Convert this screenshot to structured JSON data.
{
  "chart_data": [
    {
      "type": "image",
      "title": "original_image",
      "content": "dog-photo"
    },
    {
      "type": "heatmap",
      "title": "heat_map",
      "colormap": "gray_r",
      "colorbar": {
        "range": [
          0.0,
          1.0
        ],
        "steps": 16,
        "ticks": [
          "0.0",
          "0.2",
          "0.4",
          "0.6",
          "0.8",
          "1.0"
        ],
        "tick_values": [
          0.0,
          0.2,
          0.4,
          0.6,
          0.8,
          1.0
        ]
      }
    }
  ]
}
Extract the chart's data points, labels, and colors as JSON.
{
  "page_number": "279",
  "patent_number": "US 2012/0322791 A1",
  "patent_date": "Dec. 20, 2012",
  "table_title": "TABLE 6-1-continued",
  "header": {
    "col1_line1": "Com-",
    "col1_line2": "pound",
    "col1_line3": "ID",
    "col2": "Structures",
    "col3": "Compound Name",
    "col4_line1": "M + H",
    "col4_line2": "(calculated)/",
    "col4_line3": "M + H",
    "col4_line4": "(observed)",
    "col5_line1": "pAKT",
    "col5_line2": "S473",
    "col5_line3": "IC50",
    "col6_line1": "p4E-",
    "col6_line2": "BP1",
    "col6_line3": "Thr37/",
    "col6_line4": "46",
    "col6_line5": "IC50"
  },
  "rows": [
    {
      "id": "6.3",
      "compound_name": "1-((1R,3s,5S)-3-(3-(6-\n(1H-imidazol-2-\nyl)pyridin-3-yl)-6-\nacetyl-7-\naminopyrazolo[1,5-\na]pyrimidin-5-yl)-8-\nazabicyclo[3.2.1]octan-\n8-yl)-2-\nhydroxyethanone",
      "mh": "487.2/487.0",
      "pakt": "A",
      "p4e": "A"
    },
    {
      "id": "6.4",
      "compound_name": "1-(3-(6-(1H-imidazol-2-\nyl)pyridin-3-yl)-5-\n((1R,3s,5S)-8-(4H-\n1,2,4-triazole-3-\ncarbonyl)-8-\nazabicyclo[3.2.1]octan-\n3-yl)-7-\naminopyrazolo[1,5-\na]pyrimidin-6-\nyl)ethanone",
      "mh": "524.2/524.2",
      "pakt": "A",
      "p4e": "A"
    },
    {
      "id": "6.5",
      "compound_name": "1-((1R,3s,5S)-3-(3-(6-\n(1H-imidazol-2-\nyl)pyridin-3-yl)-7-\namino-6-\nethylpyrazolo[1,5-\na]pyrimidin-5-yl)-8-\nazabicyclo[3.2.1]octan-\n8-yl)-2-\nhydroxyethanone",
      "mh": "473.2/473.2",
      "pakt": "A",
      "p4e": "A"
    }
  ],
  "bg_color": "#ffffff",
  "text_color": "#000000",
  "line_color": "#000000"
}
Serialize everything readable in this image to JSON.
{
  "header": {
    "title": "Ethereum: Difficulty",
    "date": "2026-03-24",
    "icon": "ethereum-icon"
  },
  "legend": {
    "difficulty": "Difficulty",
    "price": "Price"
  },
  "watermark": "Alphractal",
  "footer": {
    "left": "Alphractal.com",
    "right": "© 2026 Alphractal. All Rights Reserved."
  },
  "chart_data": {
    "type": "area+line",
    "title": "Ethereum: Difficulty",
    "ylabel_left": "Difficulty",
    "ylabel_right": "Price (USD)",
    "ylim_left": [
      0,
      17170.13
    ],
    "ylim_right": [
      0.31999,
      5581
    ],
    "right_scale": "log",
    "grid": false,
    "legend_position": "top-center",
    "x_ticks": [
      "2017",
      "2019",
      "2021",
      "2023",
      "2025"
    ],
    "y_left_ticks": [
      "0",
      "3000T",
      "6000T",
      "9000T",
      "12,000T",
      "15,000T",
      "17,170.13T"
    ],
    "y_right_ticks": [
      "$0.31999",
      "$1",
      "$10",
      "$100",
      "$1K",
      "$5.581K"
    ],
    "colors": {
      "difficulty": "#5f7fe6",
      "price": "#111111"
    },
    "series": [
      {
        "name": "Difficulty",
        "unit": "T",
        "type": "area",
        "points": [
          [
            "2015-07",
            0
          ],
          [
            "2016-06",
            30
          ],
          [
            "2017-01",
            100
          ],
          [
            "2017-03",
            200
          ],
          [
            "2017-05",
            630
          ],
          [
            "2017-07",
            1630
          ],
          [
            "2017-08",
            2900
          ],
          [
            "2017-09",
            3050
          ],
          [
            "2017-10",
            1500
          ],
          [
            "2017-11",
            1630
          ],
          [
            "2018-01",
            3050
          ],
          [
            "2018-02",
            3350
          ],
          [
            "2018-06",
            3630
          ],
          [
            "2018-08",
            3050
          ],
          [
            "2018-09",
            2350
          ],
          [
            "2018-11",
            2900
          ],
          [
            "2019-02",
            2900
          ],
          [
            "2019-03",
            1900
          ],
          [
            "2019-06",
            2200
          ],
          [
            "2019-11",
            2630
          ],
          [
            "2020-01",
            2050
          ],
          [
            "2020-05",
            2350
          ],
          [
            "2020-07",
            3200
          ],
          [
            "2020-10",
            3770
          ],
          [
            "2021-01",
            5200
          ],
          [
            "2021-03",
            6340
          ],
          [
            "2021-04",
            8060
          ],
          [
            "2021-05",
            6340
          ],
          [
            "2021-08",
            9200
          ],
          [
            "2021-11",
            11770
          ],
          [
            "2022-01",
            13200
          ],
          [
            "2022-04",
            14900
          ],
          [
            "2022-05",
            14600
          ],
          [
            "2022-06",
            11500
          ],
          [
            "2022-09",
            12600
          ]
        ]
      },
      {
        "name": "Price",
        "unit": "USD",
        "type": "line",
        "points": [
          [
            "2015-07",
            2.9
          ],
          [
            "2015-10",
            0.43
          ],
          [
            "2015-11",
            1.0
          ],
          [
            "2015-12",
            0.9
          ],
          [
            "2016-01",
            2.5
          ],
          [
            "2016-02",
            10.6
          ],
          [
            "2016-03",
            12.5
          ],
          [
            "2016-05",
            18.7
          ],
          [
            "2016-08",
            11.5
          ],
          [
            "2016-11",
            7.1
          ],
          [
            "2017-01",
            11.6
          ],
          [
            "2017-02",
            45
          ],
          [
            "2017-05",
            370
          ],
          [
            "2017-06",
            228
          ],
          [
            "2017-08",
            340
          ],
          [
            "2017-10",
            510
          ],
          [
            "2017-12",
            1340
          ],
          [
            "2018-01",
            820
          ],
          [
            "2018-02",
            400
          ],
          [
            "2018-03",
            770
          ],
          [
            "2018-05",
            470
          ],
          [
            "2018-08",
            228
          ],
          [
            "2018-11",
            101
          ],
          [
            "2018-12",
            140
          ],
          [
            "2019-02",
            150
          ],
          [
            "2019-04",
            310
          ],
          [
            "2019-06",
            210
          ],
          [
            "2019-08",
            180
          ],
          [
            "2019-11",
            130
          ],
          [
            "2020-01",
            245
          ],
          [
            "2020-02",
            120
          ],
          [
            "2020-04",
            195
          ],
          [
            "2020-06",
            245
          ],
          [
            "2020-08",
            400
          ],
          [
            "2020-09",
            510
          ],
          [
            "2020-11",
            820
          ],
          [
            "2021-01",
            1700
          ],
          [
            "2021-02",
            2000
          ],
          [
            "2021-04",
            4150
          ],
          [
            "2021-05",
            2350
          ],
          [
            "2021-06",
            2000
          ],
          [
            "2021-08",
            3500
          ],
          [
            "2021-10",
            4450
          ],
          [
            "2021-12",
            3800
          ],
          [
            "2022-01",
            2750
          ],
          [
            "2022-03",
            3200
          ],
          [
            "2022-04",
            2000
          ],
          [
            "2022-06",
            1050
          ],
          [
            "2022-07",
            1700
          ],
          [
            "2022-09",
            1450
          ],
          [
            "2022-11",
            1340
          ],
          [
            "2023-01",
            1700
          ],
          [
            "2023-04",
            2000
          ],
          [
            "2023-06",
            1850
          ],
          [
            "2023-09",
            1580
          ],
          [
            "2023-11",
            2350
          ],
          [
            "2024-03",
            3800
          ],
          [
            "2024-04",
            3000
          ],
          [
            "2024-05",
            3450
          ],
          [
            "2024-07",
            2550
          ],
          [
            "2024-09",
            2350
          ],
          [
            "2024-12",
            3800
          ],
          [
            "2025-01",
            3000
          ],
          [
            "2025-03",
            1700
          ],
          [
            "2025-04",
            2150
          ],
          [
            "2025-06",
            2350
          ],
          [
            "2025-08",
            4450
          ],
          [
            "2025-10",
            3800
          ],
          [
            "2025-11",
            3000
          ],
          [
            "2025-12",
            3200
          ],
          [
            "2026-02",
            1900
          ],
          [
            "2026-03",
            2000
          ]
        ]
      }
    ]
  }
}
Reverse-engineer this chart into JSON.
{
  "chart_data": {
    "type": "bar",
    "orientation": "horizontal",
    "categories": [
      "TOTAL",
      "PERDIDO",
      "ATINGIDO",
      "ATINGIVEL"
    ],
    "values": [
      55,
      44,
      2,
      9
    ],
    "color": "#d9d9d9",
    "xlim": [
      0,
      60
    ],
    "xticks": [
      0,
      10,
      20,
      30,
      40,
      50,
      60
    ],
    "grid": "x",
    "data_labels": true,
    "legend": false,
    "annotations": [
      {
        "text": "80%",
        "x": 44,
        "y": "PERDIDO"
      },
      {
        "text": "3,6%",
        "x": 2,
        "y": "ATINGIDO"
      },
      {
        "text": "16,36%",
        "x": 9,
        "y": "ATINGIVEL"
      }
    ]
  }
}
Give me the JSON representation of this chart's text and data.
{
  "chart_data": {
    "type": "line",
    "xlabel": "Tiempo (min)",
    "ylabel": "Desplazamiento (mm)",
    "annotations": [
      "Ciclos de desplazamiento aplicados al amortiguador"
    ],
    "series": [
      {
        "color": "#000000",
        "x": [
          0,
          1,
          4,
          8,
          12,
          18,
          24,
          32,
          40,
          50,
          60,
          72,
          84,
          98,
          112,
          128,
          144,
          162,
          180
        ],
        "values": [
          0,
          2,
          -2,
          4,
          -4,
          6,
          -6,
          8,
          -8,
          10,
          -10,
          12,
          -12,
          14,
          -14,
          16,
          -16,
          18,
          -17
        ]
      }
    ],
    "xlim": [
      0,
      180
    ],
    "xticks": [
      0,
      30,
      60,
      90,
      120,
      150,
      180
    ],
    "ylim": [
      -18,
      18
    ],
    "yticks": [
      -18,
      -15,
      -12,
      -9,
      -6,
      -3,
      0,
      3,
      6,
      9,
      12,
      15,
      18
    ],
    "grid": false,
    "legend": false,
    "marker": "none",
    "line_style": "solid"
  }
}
•••••
# WHAT THE TASK ASKS:
Of the lines in the data, how many contain the word "naminopyrazolo"? Provide the number and nothing further.

# EXPECTED OUTPUT:
2